DO THIS – Write out the records that appear below, verbatim and complete, but without pictures.

STORED RECORDS –
┌──
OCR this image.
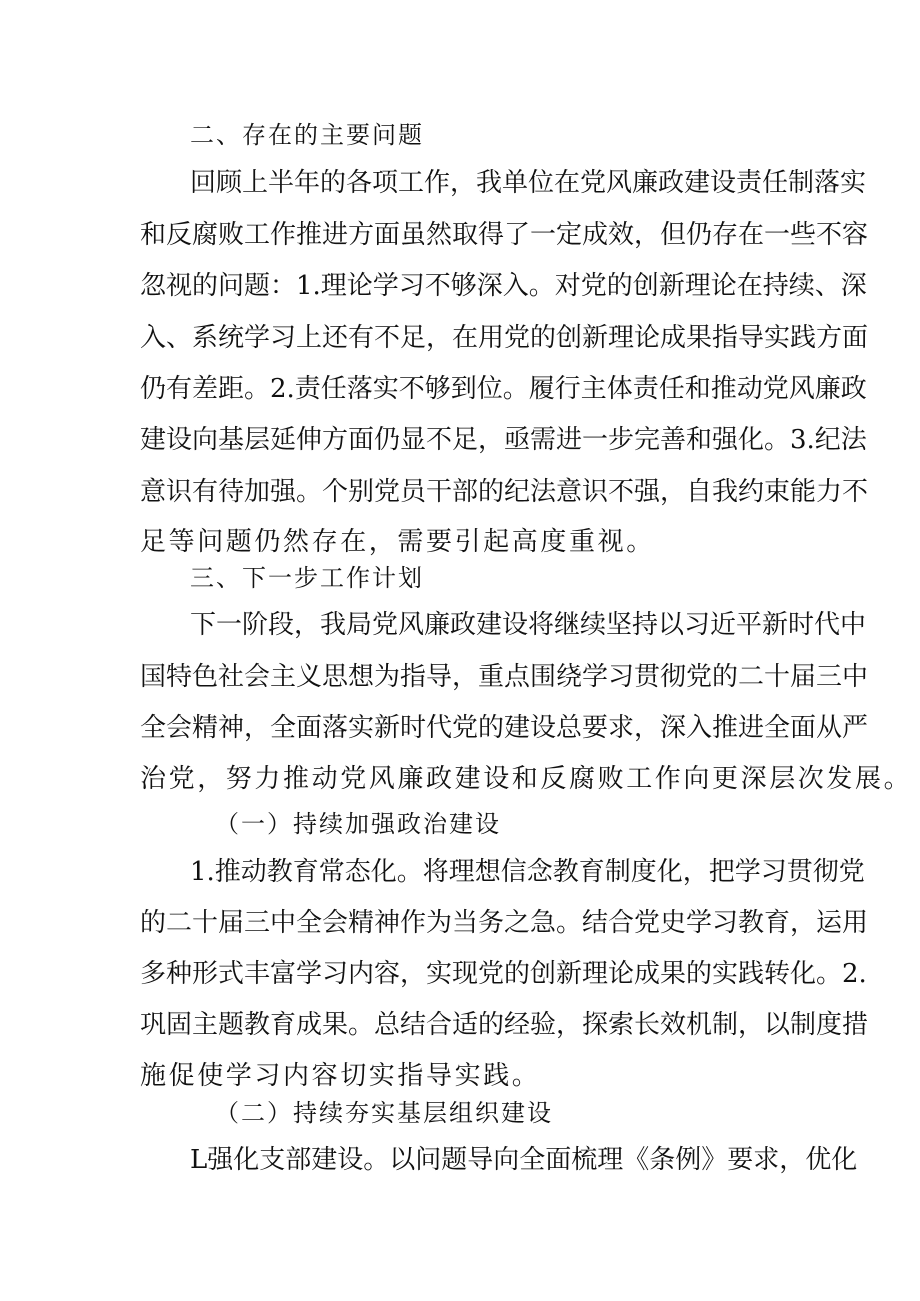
二、存在的主要问题
回顾上半年的各项工作，我单位在党风廉政建设责任制落实
和反腐败工作推进方面虽然取得了一定成效，但仍存在一些不容
忽视的问题：1.理论学习不够深入。对党的创新理论在持续、深
入、系统学习上还有不足，在用党的创新理论成果指导实践方面
仍有差距。2.责任落实不够到位。履行主体责任和推动党风廉政
建设向基层延伸方面仍显不足，亟需进一步完善和强化。3.纪法
意识有待加强。个别党员干部的纪法意识不强，自我约束能力不
足等问题仍然存在，需要引起高度重视。
三、下一步工作计划
下一阶段，我局党风廉政建设将继续坚持以习近平新时代中
国特色社会主义思想为指导，重点围绕学习贯彻党的二十届三中
全会精神，全面落实新时代党的建设总要求，深入推进全面从严
治党，努力推动党风廉政建设和反腐败工作向更深层次发展。
（一）持续加强政治建设
1.推动教育常态化。将理想信念教育制度化，把学习贯彻党
的二十届三中全会精神作为当务之急。结合党史学习教育，运用
多种形式丰富学习内容，实现党的创新理论成果的实践转化。2.
巩固主题教育成果。总结合适的经验，探索长效机制，以制度措
施促使学习内容切实指导实践。
（二）持续夯实基层组织建设
L强化支部建设。以问题导向全面梳理《条例》要求，优化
└──
OUTPUT OF THE TASK –
OCR this image.
二、存在的主要问题
回顾上半年的各项工作，我单位在党风廉政建设责任制落实
和反腐败工作推进方面虽然取得了一定成效，但仍存在一些不容
忽视的问题：1.理论学习不够深入。对党的创新理论在持续、深
入、系统学习上还有不足，在用党的创新理论成果指导实践方面
仍有差距。2.责任落实不够到位。履行主体责任和推动党风廉政
建设向基层延伸方面仍显不足，亟需进一步完善和强化。3.纪法
意识有待加强。个别党员干部的纪法意识不强，自我约束能力不
足等问题仍然存在，需要引起高度重视。
三、下一步工作计划
下一阶段，我局党风廉政建设将继续坚持以习近平新时代中
国特色社会主义思想为指导，重点围绕学习贯彻党的二十届三中
全会精神，全面落实新时代党的建设总要求，深入推进全面从严
治党，努力推动党风廉政建设和反腐败工作向更深层次发展。
（一）持续加强政治建设
1.推动教育常态化。将理想信念教育制度化，把学习贯彻党
的二十届三中全会精神作为当务之急。结合党史学习教育，运用
多种形式丰富学习内容，实现党的创新理论成果的实践转化。2.
巩固主题教育成果。总结合适的经验，探索长效机制，以制度措
施促使学习内容切实指导实践。
（二）持续夯实基层组织建设
L强化支部建设。以问题导向全面梳理《条例》要求，优化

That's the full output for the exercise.